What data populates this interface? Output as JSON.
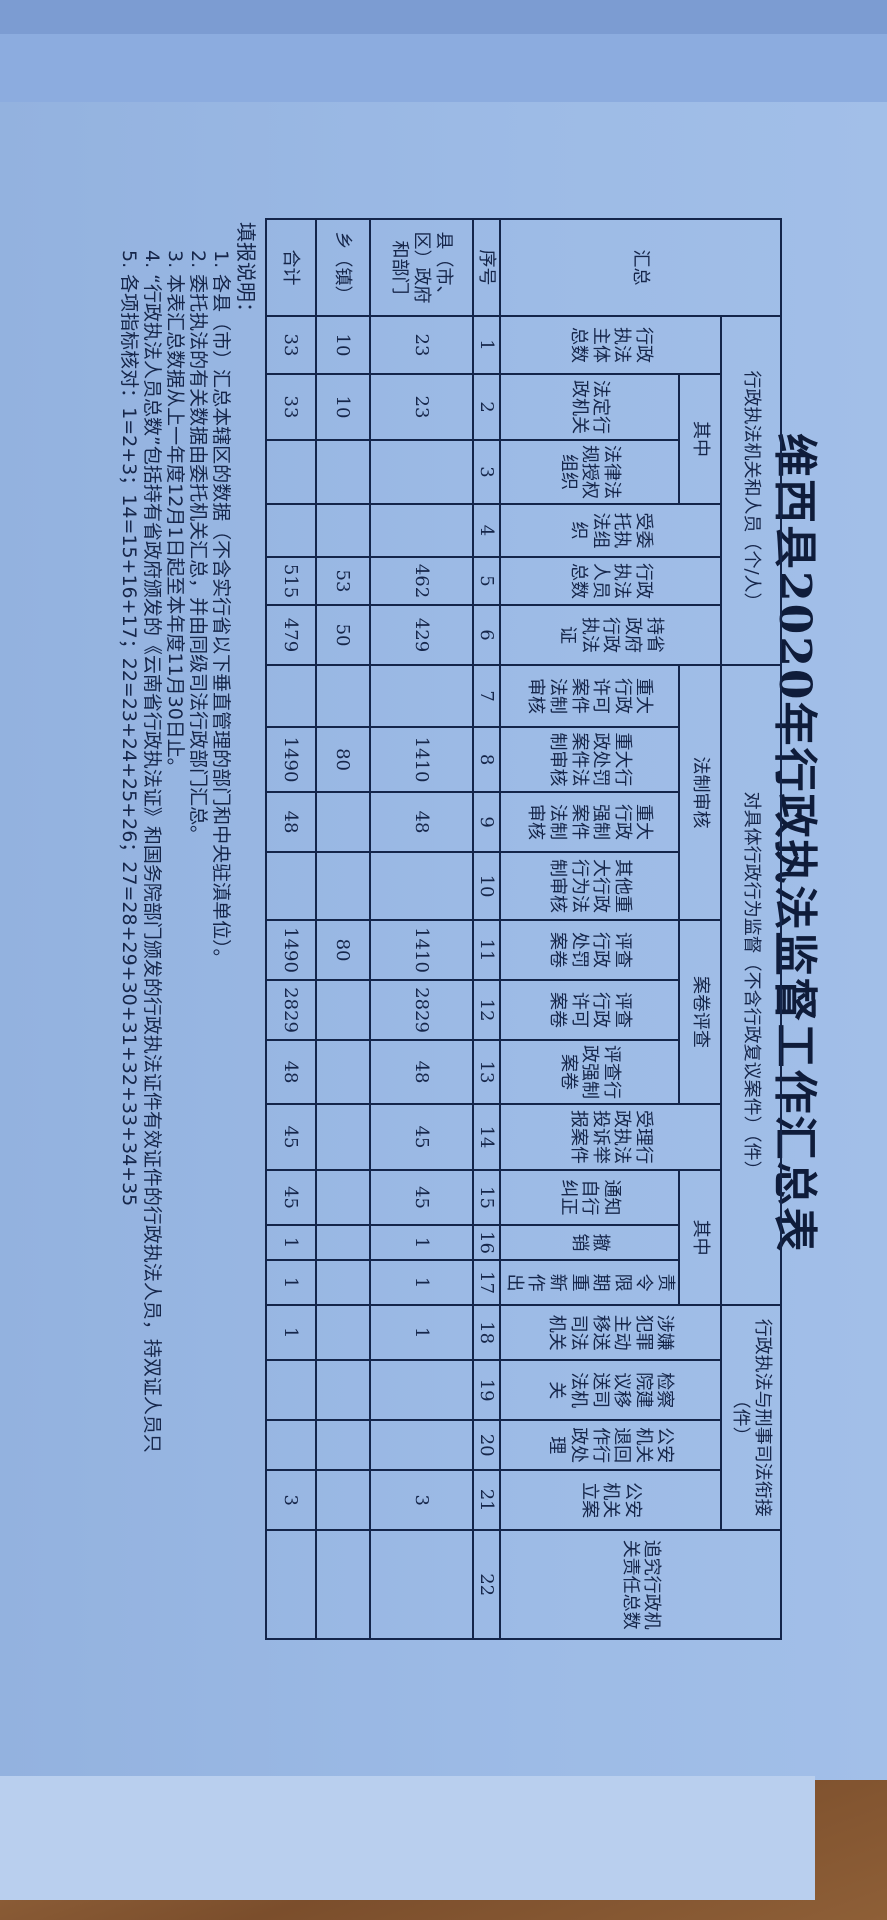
{
  "title": "维西县2020年行政执法监督工作汇总表",
  "table": {
    "label_header": "汇总",
    "index_label": "序号",
    "groups": {
      "agencies": "行政执法机关和人员（个/人）",
      "agencies_of_which": "其中",
      "supervision": "对具体行政行为监督（不含行政复议案件）（件）",
      "legal_review": "法制审核",
      "case_review": "案卷评查",
      "complaints_of_which": "其中",
      "criminal_link": "行政执法与刑事司法衔接（件）"
    },
    "headers": [
      "行政执法主体总数",
      "法定行政机关",
      "法律法规授权组织",
      "受委托执法组织",
      "行政执法人员总数",
      "持省政府行政执法证",
      "重大行政许可案件法制审核",
      "重大行政处罚案件法制审核",
      "重大行政强制案件法制审核",
      "其他重大行政行为法制审核",
      "评查行政处罚案卷",
      "评查行政许可案卷",
      "评查行政强制案卷",
      "受理行政执法投诉举报案件",
      "通知自行纠正",
      "撤销",
      "责令限期重新作出",
      "涉嫌犯罪主动移送司法机关",
      "检察院建议移送司法机关",
      "公安机关退回作行政处理",
      "公安机关立案",
      "追究行政机关责任总数"
    ],
    "column_numbers": [
      "1",
      "2",
      "3",
      "4",
      "5",
      "6",
      "7",
      "8",
      "9",
      "10",
      "11",
      "12",
      "13",
      "14",
      "15",
      "16",
      "17",
      "18",
      "19",
      "20",
      "21",
      "22"
    ],
    "rows": [
      {
        "label": "县（市、区）政府和部门",
        "values": [
          "23",
          "23",
          "",
          "",
          "462",
          "429",
          "",
          "1410",
          "48",
          "",
          "1410",
          "2829",
          "48",
          "45",
          "45",
          "1",
          "1",
          "1",
          "",
          "",
          "3",
          ""
        ]
      },
      {
        "label": "乡（镇）",
        "values": [
          "10",
          "10",
          "",
          "",
          "53",
          "50",
          "",
          "80",
          "",
          "",
          "80",
          "",
          "",
          "",
          "",
          "",
          "",
          "",
          "",
          "",
          "",
          ""
        ]
      },
      {
        "label": "合计",
        "values": [
          "33",
          "33",
          "",
          "",
          "515",
          "479",
          "",
          "1490",
          "48",
          "",
          "1490",
          "2829",
          "48",
          "45",
          "45",
          "1",
          "1",
          "1",
          "",
          "",
          "3",
          ""
        ]
      }
    ]
  },
  "notes": {
    "heading": "填报说明：",
    "lines": [
      "1. 各县（市）汇总本辖区的数据（不含实行省以下垂直管理的部门和中央驻滇单位）。",
      "2. 委托执法的有关数据由委托机关汇总，并由同级司法行政部门汇总。",
      "3. 本表汇总数据从上一年度12月1日起至本年度11月30日止。",
      "4. “行政执法人员总数”包括持有省政府颁发的《云南省行政执法证》和国务院部门颁发的行政执法证件有效证件的行政执法人员，持双证人员只",
      "5. 各项指标核对：1=2+3；14=15+16+17；22=23+24+25+26；27=28+29+30+31+32+33+34+35"
    ]
  },
  "colors": {
    "ink": "#16264a",
    "paper": "#9dbbe6",
    "grid": "#14254a"
  }
}
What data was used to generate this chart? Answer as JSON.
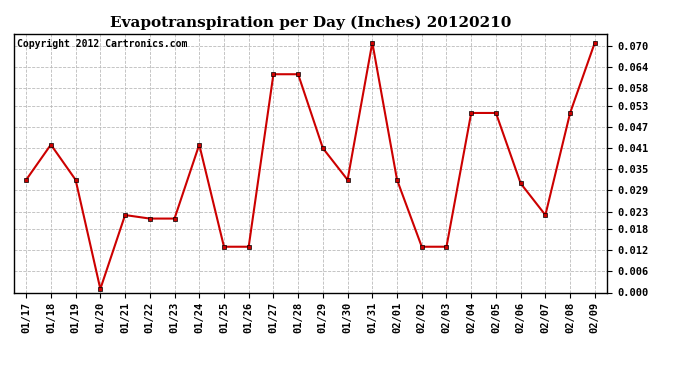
{
  "title": "Evapotranspiration per Day (Inches) 20120210",
  "copyright_text": "Copyright 2012 Cartronics.com",
  "x_labels": [
    "01/17",
    "01/18",
    "01/19",
    "01/20",
    "01/21",
    "01/22",
    "01/23",
    "01/24",
    "01/25",
    "01/26",
    "01/27",
    "01/28",
    "01/29",
    "01/30",
    "01/31",
    "02/01",
    "02/02",
    "02/03",
    "02/04",
    "02/05",
    "02/06",
    "02/07",
    "02/08",
    "02/09"
  ],
  "y_values": [
    0.032,
    0.042,
    0.032,
    0.001,
    0.022,
    0.021,
    0.021,
    0.042,
    0.013,
    0.013,
    0.062,
    0.062,
    0.041,
    0.032,
    0.071,
    0.032,
    0.013,
    0.013,
    0.051,
    0.051,
    0.031,
    0.022,
    0.051,
    0.071
  ],
  "line_color": "#cc0000",
  "marker_color": "#000000",
  "background_color": "#ffffff",
  "grid_color": "#bbbbbb",
  "ylim": [
    0.0,
    0.0735
  ],
  "yticks": [
    0.0,
    0.006,
    0.012,
    0.018,
    0.023,
    0.029,
    0.035,
    0.041,
    0.047,
    0.053,
    0.058,
    0.064,
    0.07
  ],
  "title_fontsize": 11,
  "copyright_fontsize": 7,
  "tick_fontsize": 7.5
}
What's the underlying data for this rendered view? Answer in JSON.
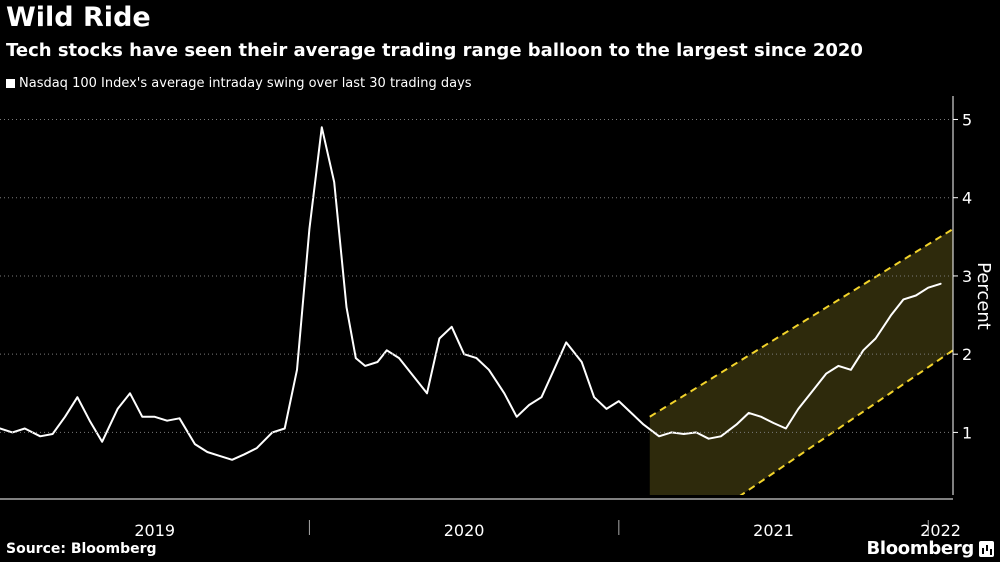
:::::
Your objective:
Find each line in the records holding the string "行政执法人员总数" and show it.

The completed task:
      "行政执法人员总数",
      "4. “行政执法人员总数”包括持有省政府颁发的《云南省行政执法证》和国务院部门颁发的行政执法证件有效证件的行政执法人员，持双证人员只",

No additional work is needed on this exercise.